Extract the lines of the material starting at the first line and ending at the line containing "lock-handle bbox=[1188, 1481, 1340, 1568]", including both, and repeat them exactly.

====== GIVEN DATA

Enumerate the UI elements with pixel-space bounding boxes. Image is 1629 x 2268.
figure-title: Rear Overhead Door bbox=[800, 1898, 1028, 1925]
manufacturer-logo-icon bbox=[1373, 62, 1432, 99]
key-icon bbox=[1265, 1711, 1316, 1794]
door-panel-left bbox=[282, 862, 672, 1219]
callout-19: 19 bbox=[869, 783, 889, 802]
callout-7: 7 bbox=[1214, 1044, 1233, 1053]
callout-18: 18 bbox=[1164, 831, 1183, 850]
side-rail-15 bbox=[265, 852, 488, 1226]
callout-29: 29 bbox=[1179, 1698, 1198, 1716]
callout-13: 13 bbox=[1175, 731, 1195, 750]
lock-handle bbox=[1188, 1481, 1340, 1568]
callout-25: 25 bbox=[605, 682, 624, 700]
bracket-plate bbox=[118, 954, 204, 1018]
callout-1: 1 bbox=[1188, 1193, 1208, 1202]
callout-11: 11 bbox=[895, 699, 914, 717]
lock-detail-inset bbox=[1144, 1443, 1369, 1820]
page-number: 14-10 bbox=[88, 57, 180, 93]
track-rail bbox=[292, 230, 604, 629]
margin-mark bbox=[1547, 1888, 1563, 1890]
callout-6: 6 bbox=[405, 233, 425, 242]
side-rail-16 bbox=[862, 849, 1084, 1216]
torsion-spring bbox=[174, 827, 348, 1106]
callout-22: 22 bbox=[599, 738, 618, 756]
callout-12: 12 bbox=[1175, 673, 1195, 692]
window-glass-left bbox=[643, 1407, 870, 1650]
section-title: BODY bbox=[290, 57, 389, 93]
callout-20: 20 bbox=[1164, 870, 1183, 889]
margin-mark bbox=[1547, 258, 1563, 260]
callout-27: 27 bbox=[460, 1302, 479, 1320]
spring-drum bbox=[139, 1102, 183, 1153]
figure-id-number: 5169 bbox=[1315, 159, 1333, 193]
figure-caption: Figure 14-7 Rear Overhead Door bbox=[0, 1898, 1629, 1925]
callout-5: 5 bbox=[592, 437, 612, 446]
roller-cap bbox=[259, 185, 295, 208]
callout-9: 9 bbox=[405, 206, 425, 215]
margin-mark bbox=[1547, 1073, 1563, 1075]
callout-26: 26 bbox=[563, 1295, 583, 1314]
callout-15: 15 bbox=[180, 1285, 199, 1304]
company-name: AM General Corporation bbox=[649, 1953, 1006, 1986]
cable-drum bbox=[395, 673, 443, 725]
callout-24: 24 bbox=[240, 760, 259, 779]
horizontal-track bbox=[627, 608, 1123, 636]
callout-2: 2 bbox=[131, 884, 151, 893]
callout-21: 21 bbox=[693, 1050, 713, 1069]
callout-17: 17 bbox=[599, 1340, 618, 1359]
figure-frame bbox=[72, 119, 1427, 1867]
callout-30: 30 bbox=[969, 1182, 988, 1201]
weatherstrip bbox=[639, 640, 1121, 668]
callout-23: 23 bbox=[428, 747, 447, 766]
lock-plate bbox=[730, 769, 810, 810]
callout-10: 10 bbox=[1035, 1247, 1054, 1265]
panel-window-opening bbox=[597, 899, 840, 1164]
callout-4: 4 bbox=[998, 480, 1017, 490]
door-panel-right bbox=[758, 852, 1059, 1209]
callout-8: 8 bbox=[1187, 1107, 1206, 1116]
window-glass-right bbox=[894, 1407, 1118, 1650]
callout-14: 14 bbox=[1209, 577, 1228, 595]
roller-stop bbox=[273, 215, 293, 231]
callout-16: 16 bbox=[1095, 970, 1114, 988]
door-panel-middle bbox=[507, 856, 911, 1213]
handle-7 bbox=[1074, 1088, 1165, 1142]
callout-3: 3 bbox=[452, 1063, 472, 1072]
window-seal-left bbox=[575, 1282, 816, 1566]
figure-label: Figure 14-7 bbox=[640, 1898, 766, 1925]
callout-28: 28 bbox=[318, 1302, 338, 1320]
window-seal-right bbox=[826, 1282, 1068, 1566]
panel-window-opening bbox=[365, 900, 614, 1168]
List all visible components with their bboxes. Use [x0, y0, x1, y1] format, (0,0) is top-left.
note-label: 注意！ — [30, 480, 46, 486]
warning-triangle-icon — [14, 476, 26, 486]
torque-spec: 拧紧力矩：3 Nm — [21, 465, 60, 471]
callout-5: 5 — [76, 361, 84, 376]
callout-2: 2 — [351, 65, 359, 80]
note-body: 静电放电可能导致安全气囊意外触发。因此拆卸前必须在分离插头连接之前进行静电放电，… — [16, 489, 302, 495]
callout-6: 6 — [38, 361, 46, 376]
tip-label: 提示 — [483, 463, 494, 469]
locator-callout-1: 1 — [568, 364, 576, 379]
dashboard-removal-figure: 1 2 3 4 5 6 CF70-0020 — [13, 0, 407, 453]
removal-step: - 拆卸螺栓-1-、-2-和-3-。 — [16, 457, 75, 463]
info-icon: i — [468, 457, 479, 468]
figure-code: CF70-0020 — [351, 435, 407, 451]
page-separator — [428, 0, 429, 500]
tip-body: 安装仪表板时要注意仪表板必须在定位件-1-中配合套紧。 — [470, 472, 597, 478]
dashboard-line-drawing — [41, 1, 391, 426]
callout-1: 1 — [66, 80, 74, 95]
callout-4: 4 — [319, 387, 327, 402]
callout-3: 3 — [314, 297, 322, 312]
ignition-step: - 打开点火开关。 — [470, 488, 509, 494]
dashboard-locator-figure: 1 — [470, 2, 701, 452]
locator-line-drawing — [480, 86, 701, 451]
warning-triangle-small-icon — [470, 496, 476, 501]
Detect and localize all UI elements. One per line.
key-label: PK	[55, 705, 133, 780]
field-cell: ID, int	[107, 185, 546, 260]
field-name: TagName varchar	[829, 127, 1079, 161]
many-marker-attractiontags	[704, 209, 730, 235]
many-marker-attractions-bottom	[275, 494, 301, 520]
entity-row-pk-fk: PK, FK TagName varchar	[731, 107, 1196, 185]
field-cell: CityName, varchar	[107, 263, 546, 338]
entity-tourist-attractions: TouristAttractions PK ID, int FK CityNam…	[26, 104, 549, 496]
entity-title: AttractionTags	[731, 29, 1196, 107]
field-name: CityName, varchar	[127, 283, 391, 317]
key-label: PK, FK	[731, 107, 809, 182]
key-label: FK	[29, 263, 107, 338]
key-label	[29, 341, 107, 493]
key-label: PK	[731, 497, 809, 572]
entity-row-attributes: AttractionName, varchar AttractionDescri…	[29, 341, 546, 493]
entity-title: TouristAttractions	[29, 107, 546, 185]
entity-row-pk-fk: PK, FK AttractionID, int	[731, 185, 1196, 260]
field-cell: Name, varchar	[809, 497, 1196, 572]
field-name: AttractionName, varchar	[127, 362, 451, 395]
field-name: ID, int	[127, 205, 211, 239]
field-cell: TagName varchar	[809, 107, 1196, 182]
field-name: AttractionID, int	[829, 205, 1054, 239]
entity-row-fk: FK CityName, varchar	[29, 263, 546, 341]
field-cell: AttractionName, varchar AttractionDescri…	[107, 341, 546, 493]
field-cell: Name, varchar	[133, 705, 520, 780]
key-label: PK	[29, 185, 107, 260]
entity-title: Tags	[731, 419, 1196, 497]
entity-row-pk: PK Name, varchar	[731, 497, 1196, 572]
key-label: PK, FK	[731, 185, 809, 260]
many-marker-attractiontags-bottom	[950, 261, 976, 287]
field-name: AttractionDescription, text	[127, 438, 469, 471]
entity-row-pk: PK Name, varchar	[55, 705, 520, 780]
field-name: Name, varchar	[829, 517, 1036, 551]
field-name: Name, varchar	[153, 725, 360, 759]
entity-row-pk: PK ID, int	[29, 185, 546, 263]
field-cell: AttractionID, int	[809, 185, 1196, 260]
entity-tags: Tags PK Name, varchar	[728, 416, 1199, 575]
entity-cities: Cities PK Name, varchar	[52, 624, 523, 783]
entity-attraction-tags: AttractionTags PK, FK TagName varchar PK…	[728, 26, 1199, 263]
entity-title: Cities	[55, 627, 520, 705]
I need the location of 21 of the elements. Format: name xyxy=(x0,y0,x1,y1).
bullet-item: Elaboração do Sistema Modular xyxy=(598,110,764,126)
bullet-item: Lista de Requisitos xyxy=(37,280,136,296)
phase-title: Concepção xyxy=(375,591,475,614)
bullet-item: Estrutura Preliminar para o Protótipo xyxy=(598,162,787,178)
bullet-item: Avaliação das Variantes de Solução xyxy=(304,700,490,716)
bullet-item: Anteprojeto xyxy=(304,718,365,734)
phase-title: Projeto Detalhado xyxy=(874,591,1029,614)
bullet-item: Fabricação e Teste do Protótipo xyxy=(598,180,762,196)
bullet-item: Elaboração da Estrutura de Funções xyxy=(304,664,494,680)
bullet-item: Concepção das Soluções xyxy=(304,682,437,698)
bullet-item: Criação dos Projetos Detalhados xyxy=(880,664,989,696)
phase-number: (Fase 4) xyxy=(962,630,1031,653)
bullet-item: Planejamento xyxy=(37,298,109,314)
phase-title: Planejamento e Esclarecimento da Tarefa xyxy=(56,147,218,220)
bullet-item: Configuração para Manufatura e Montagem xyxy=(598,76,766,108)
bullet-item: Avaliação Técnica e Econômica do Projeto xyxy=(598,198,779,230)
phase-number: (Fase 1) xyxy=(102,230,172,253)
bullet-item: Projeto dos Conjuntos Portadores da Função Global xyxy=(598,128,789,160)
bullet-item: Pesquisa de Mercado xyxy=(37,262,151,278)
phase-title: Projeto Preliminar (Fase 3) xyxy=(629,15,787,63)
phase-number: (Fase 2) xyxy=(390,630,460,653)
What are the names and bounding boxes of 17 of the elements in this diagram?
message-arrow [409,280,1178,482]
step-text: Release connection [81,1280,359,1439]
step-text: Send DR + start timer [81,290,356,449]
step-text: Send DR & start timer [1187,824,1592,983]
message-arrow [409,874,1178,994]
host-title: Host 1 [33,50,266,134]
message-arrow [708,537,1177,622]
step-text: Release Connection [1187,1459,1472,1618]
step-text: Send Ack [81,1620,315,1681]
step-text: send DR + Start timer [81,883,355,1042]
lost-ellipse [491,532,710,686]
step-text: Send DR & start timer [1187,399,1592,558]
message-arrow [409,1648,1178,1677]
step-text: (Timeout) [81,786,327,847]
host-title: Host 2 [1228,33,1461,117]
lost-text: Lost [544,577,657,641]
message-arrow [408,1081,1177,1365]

============

**RIGHT ANSWER:**
Enumerate the UI elements with pixel-space bounding boxes. Image is 1629 x 2268.
figure-title: Rear Overhead Door bbox=[800, 1898, 1028, 1925]
manufacturer-logo-icon bbox=[1373, 62, 1432, 99]
key-icon bbox=[1265, 1711, 1316, 1794]
door-panel-left bbox=[282, 862, 672, 1219]
callout-19: 19 bbox=[869, 783, 889, 802]
callout-7: 7 bbox=[1214, 1044, 1233, 1053]
callout-18: 18 bbox=[1164, 831, 1183, 850]
side-rail-15 bbox=[265, 852, 488, 1226]
callout-29: 29 bbox=[1179, 1698, 1198, 1716]
callout-13: 13 bbox=[1175, 731, 1195, 750]
lock-handle bbox=[1188, 1481, 1340, 1568]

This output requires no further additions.